Data section ▸
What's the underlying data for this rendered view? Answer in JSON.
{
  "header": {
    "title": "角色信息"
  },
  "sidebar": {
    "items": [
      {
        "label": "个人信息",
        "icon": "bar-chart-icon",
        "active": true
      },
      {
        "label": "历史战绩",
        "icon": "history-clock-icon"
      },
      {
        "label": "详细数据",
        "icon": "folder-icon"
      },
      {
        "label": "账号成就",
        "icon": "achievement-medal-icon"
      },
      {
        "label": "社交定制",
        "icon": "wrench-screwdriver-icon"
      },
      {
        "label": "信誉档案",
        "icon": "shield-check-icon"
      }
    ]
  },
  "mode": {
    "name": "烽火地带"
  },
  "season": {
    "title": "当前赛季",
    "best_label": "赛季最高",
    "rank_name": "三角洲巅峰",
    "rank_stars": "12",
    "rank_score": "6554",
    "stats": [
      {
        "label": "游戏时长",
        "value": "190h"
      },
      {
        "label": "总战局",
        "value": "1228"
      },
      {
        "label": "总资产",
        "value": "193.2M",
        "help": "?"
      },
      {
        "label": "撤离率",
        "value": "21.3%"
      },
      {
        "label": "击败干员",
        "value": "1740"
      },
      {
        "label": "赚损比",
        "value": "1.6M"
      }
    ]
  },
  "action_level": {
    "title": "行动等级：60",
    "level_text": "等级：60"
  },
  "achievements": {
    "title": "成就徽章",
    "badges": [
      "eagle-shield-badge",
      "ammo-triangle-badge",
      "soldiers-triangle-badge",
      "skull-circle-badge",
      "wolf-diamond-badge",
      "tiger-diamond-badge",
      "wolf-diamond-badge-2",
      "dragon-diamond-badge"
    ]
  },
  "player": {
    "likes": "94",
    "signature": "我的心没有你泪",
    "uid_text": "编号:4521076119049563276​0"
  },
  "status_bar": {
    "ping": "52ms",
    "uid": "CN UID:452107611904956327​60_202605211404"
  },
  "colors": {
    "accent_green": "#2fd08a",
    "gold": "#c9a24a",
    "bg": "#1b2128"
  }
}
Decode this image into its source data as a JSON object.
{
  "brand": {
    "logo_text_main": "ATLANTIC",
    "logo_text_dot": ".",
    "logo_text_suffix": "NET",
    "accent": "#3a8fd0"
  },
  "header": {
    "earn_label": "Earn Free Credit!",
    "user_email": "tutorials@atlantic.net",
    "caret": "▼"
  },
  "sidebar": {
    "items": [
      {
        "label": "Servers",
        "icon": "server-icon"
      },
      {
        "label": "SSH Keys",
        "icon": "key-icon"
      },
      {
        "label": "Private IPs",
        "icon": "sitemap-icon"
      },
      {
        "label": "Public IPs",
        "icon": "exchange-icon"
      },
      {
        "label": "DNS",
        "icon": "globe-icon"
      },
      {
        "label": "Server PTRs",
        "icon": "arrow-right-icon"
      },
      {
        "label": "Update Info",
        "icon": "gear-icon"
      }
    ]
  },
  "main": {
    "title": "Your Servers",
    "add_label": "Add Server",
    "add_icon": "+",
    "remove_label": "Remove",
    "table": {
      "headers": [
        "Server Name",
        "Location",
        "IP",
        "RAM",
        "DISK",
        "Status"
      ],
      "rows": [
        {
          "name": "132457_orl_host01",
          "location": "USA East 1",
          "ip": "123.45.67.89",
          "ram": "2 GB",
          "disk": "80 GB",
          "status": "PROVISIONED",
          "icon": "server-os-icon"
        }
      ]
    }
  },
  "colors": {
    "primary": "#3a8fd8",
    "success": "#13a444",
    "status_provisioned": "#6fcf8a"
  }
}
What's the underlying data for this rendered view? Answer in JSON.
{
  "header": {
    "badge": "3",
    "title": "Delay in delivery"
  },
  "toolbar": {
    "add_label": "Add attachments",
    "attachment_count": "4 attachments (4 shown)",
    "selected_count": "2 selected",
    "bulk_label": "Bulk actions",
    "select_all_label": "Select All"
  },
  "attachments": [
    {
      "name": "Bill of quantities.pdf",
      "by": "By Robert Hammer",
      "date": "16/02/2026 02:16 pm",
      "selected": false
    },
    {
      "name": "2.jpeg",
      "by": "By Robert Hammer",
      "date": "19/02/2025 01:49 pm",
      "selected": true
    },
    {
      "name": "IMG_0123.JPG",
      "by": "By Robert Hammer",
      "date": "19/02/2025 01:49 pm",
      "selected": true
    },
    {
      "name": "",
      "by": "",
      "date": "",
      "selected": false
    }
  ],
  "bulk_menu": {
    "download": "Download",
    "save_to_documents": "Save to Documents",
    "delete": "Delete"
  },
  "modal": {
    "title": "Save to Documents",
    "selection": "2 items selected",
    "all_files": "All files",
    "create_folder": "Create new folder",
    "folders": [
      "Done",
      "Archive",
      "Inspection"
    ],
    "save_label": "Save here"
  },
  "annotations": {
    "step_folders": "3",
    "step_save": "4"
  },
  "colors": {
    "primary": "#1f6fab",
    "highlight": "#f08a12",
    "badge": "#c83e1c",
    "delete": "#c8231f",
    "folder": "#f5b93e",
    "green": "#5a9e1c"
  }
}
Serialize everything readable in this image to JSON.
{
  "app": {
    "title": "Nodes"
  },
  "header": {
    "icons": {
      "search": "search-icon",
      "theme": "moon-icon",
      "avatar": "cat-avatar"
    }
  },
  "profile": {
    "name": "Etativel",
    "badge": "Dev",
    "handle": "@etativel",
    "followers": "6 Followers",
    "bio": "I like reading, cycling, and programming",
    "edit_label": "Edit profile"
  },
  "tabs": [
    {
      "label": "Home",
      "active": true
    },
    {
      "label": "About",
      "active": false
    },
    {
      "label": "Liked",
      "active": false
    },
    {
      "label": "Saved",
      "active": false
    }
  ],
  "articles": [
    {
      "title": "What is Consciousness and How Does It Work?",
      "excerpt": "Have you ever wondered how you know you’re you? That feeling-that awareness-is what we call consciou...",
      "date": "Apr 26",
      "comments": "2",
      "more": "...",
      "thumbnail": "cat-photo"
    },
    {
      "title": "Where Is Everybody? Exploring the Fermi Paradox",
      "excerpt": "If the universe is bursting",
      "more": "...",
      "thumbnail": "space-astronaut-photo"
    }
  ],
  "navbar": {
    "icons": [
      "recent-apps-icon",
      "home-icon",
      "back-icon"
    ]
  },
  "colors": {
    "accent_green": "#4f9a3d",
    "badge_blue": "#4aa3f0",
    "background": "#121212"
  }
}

Aim of the exercise ▸ Copy out each line of the listing that holds "title".

The response ▸
    "title": "角色信息"
    "title": "当前赛季",
    "title": "行动等级：60",
    "title": "成就徽章",
    "title": "Your Servers",
    "title": "Delay in delivery"
    "title": "Save to Documents",
    "title": "Nodes"
      "title": "What is Consciousness and How Does It Work?",
      "title": "Where Is Everybody? Exploring the Fermi Paradox",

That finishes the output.